§ Task material:
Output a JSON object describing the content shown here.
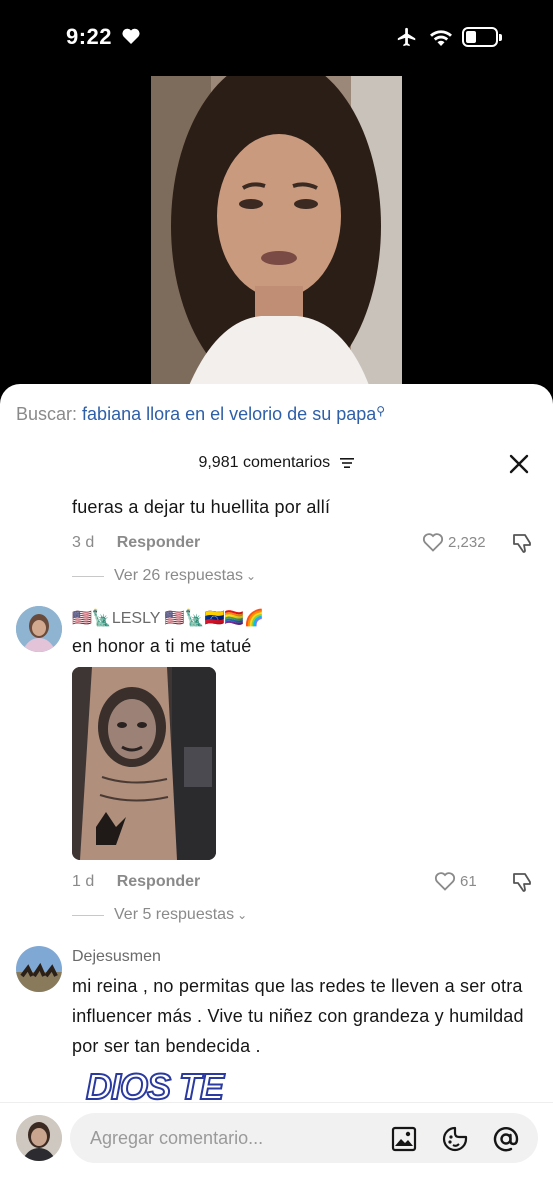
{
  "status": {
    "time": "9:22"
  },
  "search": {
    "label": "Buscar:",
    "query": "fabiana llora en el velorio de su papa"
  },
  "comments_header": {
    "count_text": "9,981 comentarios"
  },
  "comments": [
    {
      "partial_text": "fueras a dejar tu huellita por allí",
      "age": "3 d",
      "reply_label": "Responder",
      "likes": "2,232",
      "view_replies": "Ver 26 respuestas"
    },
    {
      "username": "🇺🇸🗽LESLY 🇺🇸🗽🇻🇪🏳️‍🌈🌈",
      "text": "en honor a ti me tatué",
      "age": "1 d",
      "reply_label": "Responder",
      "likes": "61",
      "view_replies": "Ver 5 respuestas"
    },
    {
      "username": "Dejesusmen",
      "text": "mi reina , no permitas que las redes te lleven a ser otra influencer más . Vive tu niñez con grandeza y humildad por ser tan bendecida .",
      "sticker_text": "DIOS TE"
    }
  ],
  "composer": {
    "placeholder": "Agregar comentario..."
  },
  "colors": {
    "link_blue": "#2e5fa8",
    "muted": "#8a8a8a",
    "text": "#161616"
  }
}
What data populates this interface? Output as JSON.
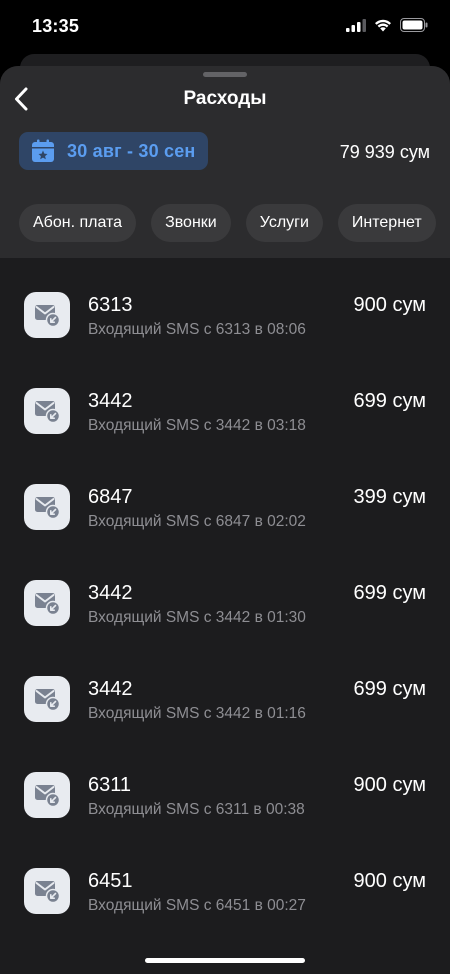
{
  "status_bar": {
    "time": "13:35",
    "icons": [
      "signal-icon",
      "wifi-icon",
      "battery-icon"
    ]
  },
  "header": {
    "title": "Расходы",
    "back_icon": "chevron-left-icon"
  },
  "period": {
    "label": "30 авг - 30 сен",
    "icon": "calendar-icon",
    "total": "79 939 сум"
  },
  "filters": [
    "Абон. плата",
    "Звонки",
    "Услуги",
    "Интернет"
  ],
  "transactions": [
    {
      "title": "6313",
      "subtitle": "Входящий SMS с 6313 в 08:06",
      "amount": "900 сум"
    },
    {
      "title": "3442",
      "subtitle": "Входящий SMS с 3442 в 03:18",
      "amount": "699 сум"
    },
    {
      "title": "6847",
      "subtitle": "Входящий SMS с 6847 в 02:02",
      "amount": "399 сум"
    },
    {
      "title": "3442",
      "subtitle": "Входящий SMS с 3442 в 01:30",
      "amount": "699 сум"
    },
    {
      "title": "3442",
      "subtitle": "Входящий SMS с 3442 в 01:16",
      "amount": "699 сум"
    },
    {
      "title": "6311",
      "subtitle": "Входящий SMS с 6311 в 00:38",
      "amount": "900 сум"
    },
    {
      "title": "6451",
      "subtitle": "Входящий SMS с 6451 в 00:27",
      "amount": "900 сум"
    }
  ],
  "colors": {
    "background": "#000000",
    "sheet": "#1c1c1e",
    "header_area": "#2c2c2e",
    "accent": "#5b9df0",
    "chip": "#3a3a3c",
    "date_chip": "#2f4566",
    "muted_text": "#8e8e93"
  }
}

§ Short exercise: Give the entries again without a single change, but with no pictures.

§ Response below:
Output a JSON object describing the content shown here.
{
  "status": {
    "time": "9:22"
  },
  "search": {
    "label": "Buscar:",
    "query": "fabiana llora en el velorio de su papa"
  },
  "comments_header": {
    "count_text": "9,981 comentarios"
  },
  "comments": [
    {
      "partial_text": "fueras a dejar tu huellita por allí",
      "age": "3 d",
      "reply_label": "Responder",
      "likes": "2,232",
      "view_replies": "Ver 26 respuestas"
    },
    {
      "username": "🇺🇸🗽LESLY 🇺🇸🗽🇻🇪🏳️‍🌈🌈",
      "text": "en honor a ti me tatué",
      "age": "1 d",
      "reply_label": "Responder",
      "likes": "61",
      "view_replies": "Ver 5 respuestas"
    },
    {
      "username": "Dejesusmen",
      "text": "mi reina , no permitas que las redes te lleven a ser otra influencer más . Vive tu niñez con grandeza y humildad por ser tan bendecida .",
      "sticker_text": "DIOS TE"
    }
  ],
  "composer": {
    "placeholder": "Agregar comentario..."
  },
  "colors": {
    "link_blue": "#2e5fa8",
    "muted": "#8a8a8a",
    "text": "#161616"
  }
}
What data populates this interface? Output as JSON.
{
  "status_bar": {
    "time": "13:35",
    "icons": [
      "signal-icon",
      "wifi-icon",
      "battery-icon"
    ]
  },
  "header": {
    "title": "Расходы",
    "back_icon": "chevron-left-icon"
  },
  "period": {
    "label": "30 авг - 30 сен",
    "icon": "calendar-icon",
    "total": "79 939 сум"
  },
  "filters": [
    "Абон. плата",
    "Звонки",
    "Услуги",
    "Интернет"
  ],
  "transactions": [
    {
      "title": "6313",
      "subtitle": "Входящий SMS с 6313 в 08:06",
      "amount": "900 сум"
    },
    {
      "title": "3442",
      "subtitle": "Входящий SMS с 3442 в 03:18",
      "amount": "699 сум"
    },
    {
      "title": "6847",
      "subtitle": "Входящий SMS с 6847 в 02:02",
      "amount": "399 сум"
    },
    {
      "title": "3442",
      "subtitle": "Входящий SMS с 3442 в 01:30",
      "amount": "699 сум"
    },
    {
      "title": "3442",
      "subtitle": "Входящий SMS с 3442 в 01:16",
      "amount": "699 сум"
    },
    {
      "title": "6311",
      "subtitle": "Входящий SMS с 6311 в 00:38",
      "amount": "900 сум"
    },
    {
      "title": "6451",
      "subtitle": "Входящий SMS с 6451 в 00:27",
      "amount": "900 сум"
    }
  ],
  "colors": {
    "background": "#000000",
    "sheet": "#1c1c1e",
    "header_area": "#2c2c2e",
    "accent": "#5b9df0",
    "chip": "#3a3a3c",
    "date_chip": "#2f4566",
    "muted_text": "#8e8e93"
  }
}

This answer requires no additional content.